---------- Records ----------
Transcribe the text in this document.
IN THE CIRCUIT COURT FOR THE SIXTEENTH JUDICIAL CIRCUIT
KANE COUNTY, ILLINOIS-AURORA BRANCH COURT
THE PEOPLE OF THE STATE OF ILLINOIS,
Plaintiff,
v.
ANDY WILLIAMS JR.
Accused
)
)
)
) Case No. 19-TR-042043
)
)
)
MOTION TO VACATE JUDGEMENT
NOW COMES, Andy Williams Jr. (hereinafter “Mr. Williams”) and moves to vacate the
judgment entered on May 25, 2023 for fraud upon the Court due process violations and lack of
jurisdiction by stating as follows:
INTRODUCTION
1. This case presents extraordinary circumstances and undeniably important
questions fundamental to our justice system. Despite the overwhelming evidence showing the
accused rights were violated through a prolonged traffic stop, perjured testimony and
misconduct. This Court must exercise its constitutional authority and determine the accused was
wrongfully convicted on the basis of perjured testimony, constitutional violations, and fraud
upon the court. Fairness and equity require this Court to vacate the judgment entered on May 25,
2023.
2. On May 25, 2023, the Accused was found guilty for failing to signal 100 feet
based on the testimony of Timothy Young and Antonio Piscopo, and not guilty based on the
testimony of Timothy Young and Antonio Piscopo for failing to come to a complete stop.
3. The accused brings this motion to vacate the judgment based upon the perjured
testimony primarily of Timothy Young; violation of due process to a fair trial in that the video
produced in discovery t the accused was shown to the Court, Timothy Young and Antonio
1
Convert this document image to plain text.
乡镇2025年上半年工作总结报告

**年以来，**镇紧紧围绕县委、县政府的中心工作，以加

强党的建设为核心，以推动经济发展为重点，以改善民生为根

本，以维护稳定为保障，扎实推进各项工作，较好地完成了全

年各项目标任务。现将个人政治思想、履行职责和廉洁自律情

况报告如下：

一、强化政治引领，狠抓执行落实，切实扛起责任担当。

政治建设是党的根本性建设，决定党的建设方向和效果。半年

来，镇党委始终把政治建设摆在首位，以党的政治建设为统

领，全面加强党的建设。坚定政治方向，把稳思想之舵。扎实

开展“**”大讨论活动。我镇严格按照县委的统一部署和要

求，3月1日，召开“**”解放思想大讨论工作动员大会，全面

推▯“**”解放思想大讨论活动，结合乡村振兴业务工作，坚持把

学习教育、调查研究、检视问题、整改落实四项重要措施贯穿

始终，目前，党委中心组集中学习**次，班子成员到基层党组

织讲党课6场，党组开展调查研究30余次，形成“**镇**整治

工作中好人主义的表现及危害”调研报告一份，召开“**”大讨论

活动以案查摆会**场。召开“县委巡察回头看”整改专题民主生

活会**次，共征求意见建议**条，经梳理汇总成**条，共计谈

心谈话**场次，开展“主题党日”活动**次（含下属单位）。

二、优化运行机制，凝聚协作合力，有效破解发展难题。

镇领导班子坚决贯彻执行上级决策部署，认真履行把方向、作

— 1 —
----------
Request:
Without leaving anything out, quote all the data.

Result below:
Transcribe the text in this document.
IN THE CIRCUIT COURT FOR THE SIXTEENTH JUDICIAL CIRCUIT
KANE COUNTY, ILLINOIS-AURORA BRANCH COURT
THE PEOPLE OF THE STATE OF ILLINOIS,
Plaintiff,
v.
ANDY WILLIAMS JR.
Accused
)
)
)
) Case No. 19-TR-042043
)
)
)
MOTION TO VACATE JUDGEMENT
NOW COMES, Andy Williams Jr. (hereinafter “Mr. Williams”) and moves to vacate the
judgment entered on May 25, 2023 for fraud upon the Court due process violations and lack of
jurisdiction by stating as follows:
INTRODUCTION
1. This case presents extraordinary circumstances and undeniably important
questions fundamental to our justice system. Despite the overwhelming evidence showing the
accused rights were violated through a prolonged traffic stop, perjured testimony and
misconduct. This Court must exercise its constitutional authority and determine the accused was
wrongfully convicted on the basis of perjured testimony, constitutional violations, and fraud
upon the court. Fairness and equity require this Court to vacate the judgment entered on May 25,
2023.
2. On May 25, 2023, the Accused was found guilty for failing to signal 100 feet
based on the testimony of Timothy Young and Antonio Piscopo, and not guilty based on the
testimony of Timothy Young and Antonio Piscopo for failing to come to a complete stop.
3. The accused brings this motion to vacate the judgment based upon the perjured
testimony primarily of Timothy Young; violation of due process to a fair trial in that the video
produced in discovery t the accused was shown to the Court, Timothy Young and Antonio
1
Convert this document image to plain text.
乡镇2025年上半年工作总结报告

**年以来，**镇紧紧围绕县委、县政府的中心工作，以加

强党的建设为核心，以推动经济发展为重点，以改善民生为根

本，以维护稳定为保障，扎实推进各项工作，较好地完成了全

年各项目标任务。现将个人政治思想、履行职责和廉洁自律情

况报告如下：

一、强化政治引领，狠抓执行落实，切实扛起责任担当。

政治建设是党的根本性建设，决定党的建设方向和效果。半年

来，镇党委始终把政治建设摆在首位，以党的政治建设为统

领，全面加强党的建设。坚定政治方向，把稳思想之舵。扎实

开展“**”大讨论活动。我镇严格按照县委的统一部署和要

求，3月1日，召开“**”解放思想大讨论工作动员大会，全面

推▯“**”解放思想大讨论活动，结合乡村振兴业务工作，坚持把

学习教育、调查研究、检视问题、整改落实四项重要措施贯穿

始终，目前，党委中心组集中学习**次，班子成员到基层党组

织讲党课6场，党组开展调查研究30余次，形成“**镇**整治

工作中好人主义的表现及危害”调研报告一份，召开“**”大讨论

活动以案查摆会**场。召开“县委巡察回头看”整改专题民主生

活会**次，共征求意见建议**条，经梳理汇总成**条，共计谈

心谈话**场次，开展“主题党日”活动**次（含下属单位）。

二、优化运行机制，凝聚协作合力，有效破解发展难题。

镇领导班子坚决贯彻执行上级决策部署，认真履行把方向、作

— 1 —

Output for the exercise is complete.